==== Material for this exercise
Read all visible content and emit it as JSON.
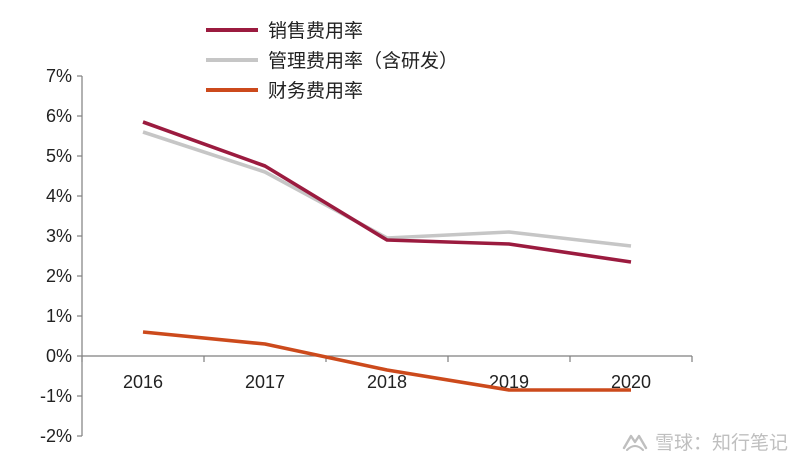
{
  "colors": {
    "sales": "#9b1b3f",
    "admin": "#c6c6c6",
    "finance": "#cc4a1c",
    "axis": "#7f7f7f",
    "watermark": "#bfbfbf"
  },
  "watermark": {
    "text": "雪球：知行笔记"
  },
  "chart_data": {
    "type": "line",
    "title": "",
    "xlabel": "",
    "ylabel": "",
    "categories": [
      "2016",
      "2017",
      "2018",
      "2019",
      "2020"
    ],
    "ylim": [
      -2,
      7
    ],
    "yticks": [
      -2,
      -1,
      0,
      1,
      2,
      3,
      4,
      5,
      6,
      7
    ],
    "ytick_labels": [
      "-2%",
      "-1%",
      "0%",
      "1%",
      "2%",
      "3%",
      "4%",
      "5%",
      "6%",
      "7%"
    ],
    "grid": false,
    "legend_position": "top",
    "series": [
      {
        "name": "销售费用率",
        "color": "#9b1b3f",
        "values": [
          5.85,
          4.75,
          2.9,
          2.8,
          2.35
        ]
      },
      {
        "name": "管理费用率（含研发）",
        "color": "#c6c6c6",
        "values": [
          5.6,
          4.6,
          2.95,
          3.1,
          2.75
        ]
      },
      {
        "name": "财务费用率",
        "color": "#cc4a1c",
        "values": [
          0.6,
          0.3,
          -0.35,
          -0.85,
          -0.85
        ]
      }
    ]
  }
}
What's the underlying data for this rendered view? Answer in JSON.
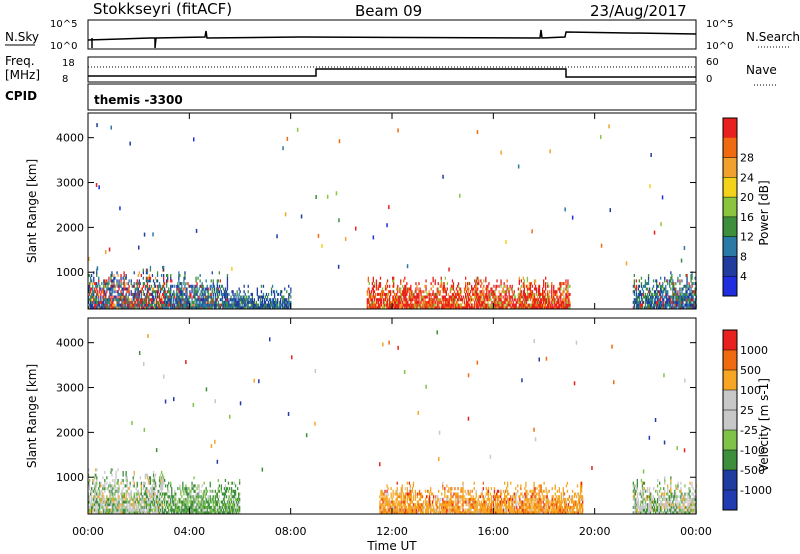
{
  "header": {
    "station": "Stokkseyri (fitACF)",
    "beam": "Beam 09",
    "date": "23/Aug/2017"
  },
  "top_panels": {
    "nsky_label": "N.Sky",
    "nsky_ticks": [
      "10^5",
      "10^0"
    ],
    "nsearch_label": "N.Search",
    "nsearch_ticks": [
      "10^5",
      "10^0"
    ],
    "freq_label": "Freq.",
    "freq_unit": "[MHz]",
    "freq_ticks": [
      "18",
      "8"
    ],
    "nave_label": "Nave",
    "nave_ticks": [
      "60",
      "0"
    ],
    "cpid_label": "CPID",
    "cpid_value": "themis -3300"
  },
  "colors": {
    "power": [
      "#1f2fe0",
      "#203c9e",
      "#2a7aa8",
      "#3d8f3c",
      "#8bc53f",
      "#f2d21a",
      "#f0a22c",
      "#f06a10",
      "#e8201e"
    ],
    "velocity": [
      "#e8201e",
      "#f06a10",
      "#f6a623",
      "#c8c8c8",
      "#c8c8c8",
      "#7ec24a",
      "#3d8f3c",
      "#1f3da0",
      "#203cb0"
    ]
  },
  "chart_data": [
    {
      "type": "heatmap",
      "title": "",
      "ylabel": "Slant Range [km]",
      "xlabel": "",
      "x_ticks": [
        "00:00",
        "04:00",
        "08:00",
        "12:00",
        "16:00",
        "20:00",
        "00:00"
      ],
      "y_ticks": [
        "1000",
        "2000",
        "3000",
        "4000"
      ],
      "xlim": [
        0,
        24
      ],
      "ylim": [
        180,
        4550
      ],
      "colorbar": {
        "label": "Power [dB]",
        "ticks": [
          "4",
          "8",
          "12",
          "16",
          "20",
          "24",
          "28"
        ]
      },
      "regions": [
        {
          "x": [
            0.0,
            3.0
          ],
          "y": [
            180,
            1100
          ],
          "level": "mixed-high"
        },
        {
          "x": [
            3.0,
            5.5
          ],
          "y": [
            180,
            1000
          ],
          "level": "mixed"
        },
        {
          "x": [
            5.5,
            8.0
          ],
          "y": [
            180,
            700
          ],
          "level": "low"
        },
        {
          "x": [
            11.0,
            19.0
          ],
          "y": [
            180,
            900
          ],
          "level": "high"
        },
        {
          "x": [
            21.5,
            24.0
          ],
          "y": [
            180,
            1000
          ],
          "level": "mixed"
        }
      ]
    },
    {
      "type": "heatmap",
      "title": "",
      "ylabel": "Slant Range [km]",
      "xlabel": "Time UT",
      "x_ticks": [
        "00:00",
        "04:00",
        "08:00",
        "12:00",
        "16:00",
        "20:00",
        "00:00"
      ],
      "y_ticks": [
        "1000",
        "2000",
        "3000",
        "4000"
      ],
      "xlim": [
        0,
        24
      ],
      "ylim": [
        180,
        4550
      ],
      "colorbar": {
        "label": "Velocity [m s-1]",
        "ticks": [
          "1000",
          "500",
          "100",
          "25",
          "-25",
          "-100",
          "-500",
          "-1000"
        ]
      },
      "regions": [
        {
          "x": [
            0.0,
            3.0
          ],
          "y": [
            180,
            1200
          ],
          "level": "grey-green"
        },
        {
          "x": [
            3.0,
            6.0
          ],
          "y": [
            180,
            1000
          ],
          "level": "green"
        },
        {
          "x": [
            11.5,
            19.5
          ],
          "y": [
            180,
            900
          ],
          "level": "orange"
        },
        {
          "x": [
            21.5,
            24.0
          ],
          "y": [
            180,
            1000
          ],
          "level": "grey-green"
        }
      ]
    }
  ]
}
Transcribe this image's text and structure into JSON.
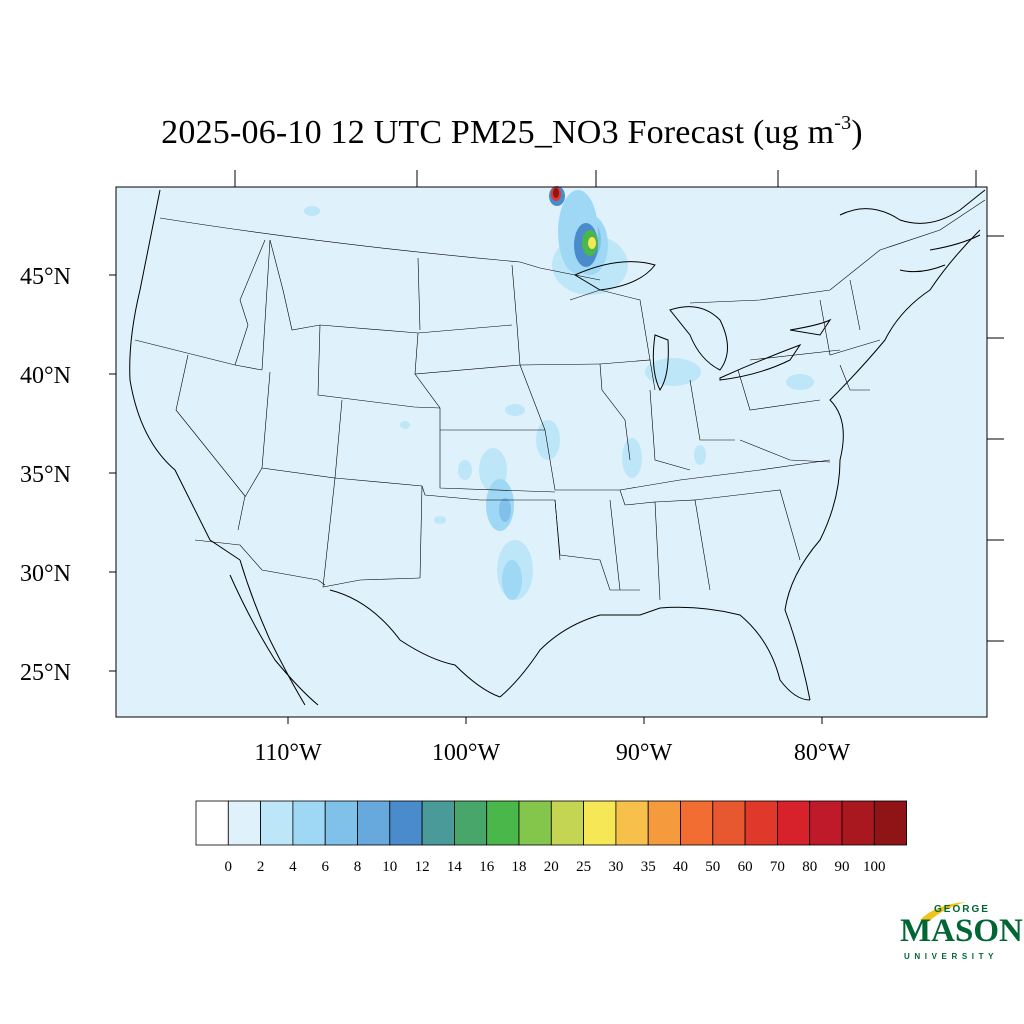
{
  "title": {
    "main": "2025-06-10 12 UTC PM25_NO3 Forecast (ug m",
    "superscript": "-3",
    "close": ")"
  },
  "map": {
    "background_color": "#dff2fb",
    "latitude_labels": [
      "45°N",
      "40°N",
      "35°N",
      "30°N",
      "25°N"
    ],
    "longitude_labels": [
      "110°W",
      "100°W",
      "90°W",
      "80°W"
    ]
  },
  "colorbar": {
    "colors": [
      "#ffffff",
      "#dff2fb",
      "#bde6f8",
      "#9ed8f5",
      "#80c1ea",
      "#67a9dd",
      "#4a8bcb",
      "#4b9a9a",
      "#48a66b",
      "#4ab74a",
      "#84c54c",
      "#c4d554",
      "#f6e756",
      "#f7c04a",
      "#f69a3e",
      "#f26d32",
      "#e75730",
      "#e0382a",
      "#d7212b",
      "#bf1a2a",
      "#a9181e",
      "#8f1416"
    ],
    "labels": [
      "0",
      "2",
      "4",
      "6",
      "8",
      "10",
      "12",
      "14",
      "16",
      "18",
      "20",
      "25",
      "30",
      "35",
      "40",
      "50",
      "60",
      "70",
      "80",
      "90",
      "100"
    ]
  },
  "plumes": [
    {
      "value": 100,
      "color": "#8f1416"
    },
    {
      "value": 18,
      "color": "#4ab74a"
    },
    {
      "value": 30,
      "color": "#f6e756"
    },
    {
      "value": 10,
      "color": "#4a8bcb"
    },
    {
      "value": 4,
      "color": "#bde6f8"
    }
  ],
  "logo": {
    "line1": "GEORGE",
    "line2": "MASON",
    "line3": "UNIVERSITY",
    "color": "#006633",
    "accent": "#f2c31a"
  }
}
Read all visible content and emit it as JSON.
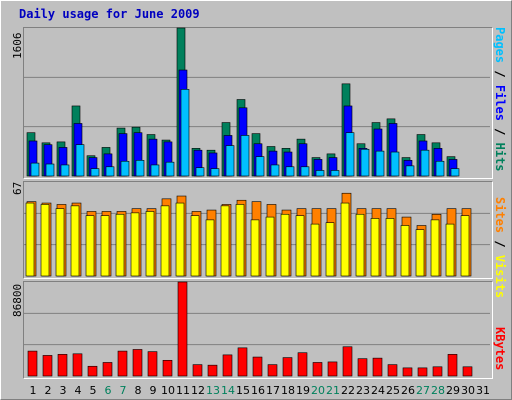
{
  "title": "Daily usage for June 2009",
  "colors": {
    "hits": "#00805c",
    "files": "#0000ff",
    "pages": "#00c0ff",
    "visits": "#ff8000",
    "sites": "#ffff00",
    "kbytes": "#ff0000",
    "gridline": "#808080",
    "weekend_day": "#00805c"
  },
  "legends": {
    "top": {
      "pages": "Pages",
      "sep1": " / ",
      "files": "Files",
      "sep2": " / ",
      "hits": "Hits"
    },
    "middle": {
      "sites": "Sites",
      "sep": " / ",
      "visits": "Visits"
    },
    "bottom": {
      "kbytes": "KBytes"
    }
  },
  "axis_max_labels": {
    "top": "1606",
    "middle": "67",
    "bottom": "86800"
  },
  "chart_data": [
    {
      "type": "bar",
      "title": "",
      "ylim": [
        0,
        1606
      ],
      "categories": [
        "1",
        "2",
        "3",
        "4",
        "5",
        "6",
        "7",
        "8",
        "9",
        "10",
        "11",
        "12",
        "13",
        "14",
        "15",
        "16",
        "17",
        "18",
        "19",
        "20",
        "21",
        "22",
        "23",
        "24",
        "25",
        "26",
        "27",
        "28",
        "29",
        "30",
        "31"
      ],
      "series": [
        {
          "name": "Hits",
          "values": [
            470,
            360,
            370,
            760,
            220,
            310,
            520,
            530,
            450,
            390,
            1606,
            300,
            280,
            580,
            830,
            460,
            320,
            300,
            400,
            200,
            240,
            1000,
            350,
            580,
            620,
            200,
            450,
            360,
            210,
            0,
            0
          ]
        },
        {
          "name": "Files",
          "values": [
            380,
            340,
            310,
            570,
            200,
            240,
            460,
            470,
            400,
            370,
            1150,
            280,
            250,
            440,
            740,
            350,
            270,
            260,
            350,
            180,
            200,
            760,
            300,
            510,
            570,
            170,
            380,
            300,
            180,
            0,
            0
          ]
        },
        {
          "name": "Pages",
          "values": [
            140,
            130,
            120,
            340,
            80,
            100,
            160,
            170,
            120,
            150,
            940,
            90,
            80,
            330,
            440,
            210,
            120,
            100,
            100,
            60,
            60,
            470,
            290,
            270,
            260,
            110,
            280,
            160,
            80,
            0,
            0
          ]
        }
      ]
    },
    {
      "type": "bar",
      "title": "",
      "ylim": [
        0,
        67
      ],
      "categories": [
        "1",
        "2",
        "3",
        "4",
        "5",
        "6",
        "7",
        "8",
        "9",
        "10",
        "11",
        "12",
        "13",
        "14",
        "15",
        "16",
        "17",
        "18",
        "19",
        "20",
        "21",
        "22",
        "23",
        "24",
        "25",
        "26",
        "27",
        "28",
        "29",
        "30",
        "31"
      ],
      "series": [
        {
          "name": "Visits",
          "values": [
            53,
            52,
            51,
            52,
            46,
            46,
            46,
            48,
            48,
            55,
            57,
            46,
            47,
            51,
            54,
            53,
            51,
            47,
            48,
            48,
            48,
            59,
            48,
            48,
            48,
            42,
            36,
            44,
            48,
            48,
            0
          ]
        },
        {
          "name": "Sites",
          "values": [
            52,
            51,
            48,
            50,
            43,
            43,
            44,
            45,
            46,
            50,
            52,
            43,
            40,
            50,
            51,
            40,
            42,
            44,
            43,
            37,
            38,
            52,
            44,
            41,
            41,
            36,
            33,
            40,
            37,
            43,
            0
          ]
        }
      ]
    },
    {
      "type": "bar",
      "title": "",
      "ylim": [
        0,
        86800
      ],
      "categories": [
        "1",
        "2",
        "3",
        "4",
        "5",
        "6",
        "7",
        "8",
        "9",
        "10",
        "11",
        "12",
        "13",
        "14",
        "15",
        "16",
        "17",
        "18",
        "19",
        "20",
        "21",
        "22",
        "23",
        "24",
        "25",
        "26",
        "27",
        "28",
        "29",
        "30",
        "31"
      ],
      "series": [
        {
          "name": "KBytes",
          "values": [
            23000,
            19000,
            20000,
            20500,
            9000,
            12500,
            23000,
            24500,
            22500,
            14500,
            86800,
            10500,
            10000,
            19500,
            26000,
            17500,
            10500,
            17000,
            21500,
            12500,
            13000,
            27000,
            16000,
            16500,
            10500,
            7500,
            7500,
            8500,
            20000,
            8500,
            0
          ]
        }
      ]
    }
  ],
  "weekend_days": [
    6,
    7,
    13,
    14,
    20,
    21,
    27,
    28
  ]
}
========
The request
Pull every line containing "level" out of the data above.

Result of the exercise
          "level": "mixed-high"
          "level": "mixed"
          "level": "low"
          "level": "high"
          "level": "mixed"
          "level": "grey-green"
          "level": "green"
          "level": "orange"
          "level": "grey-green"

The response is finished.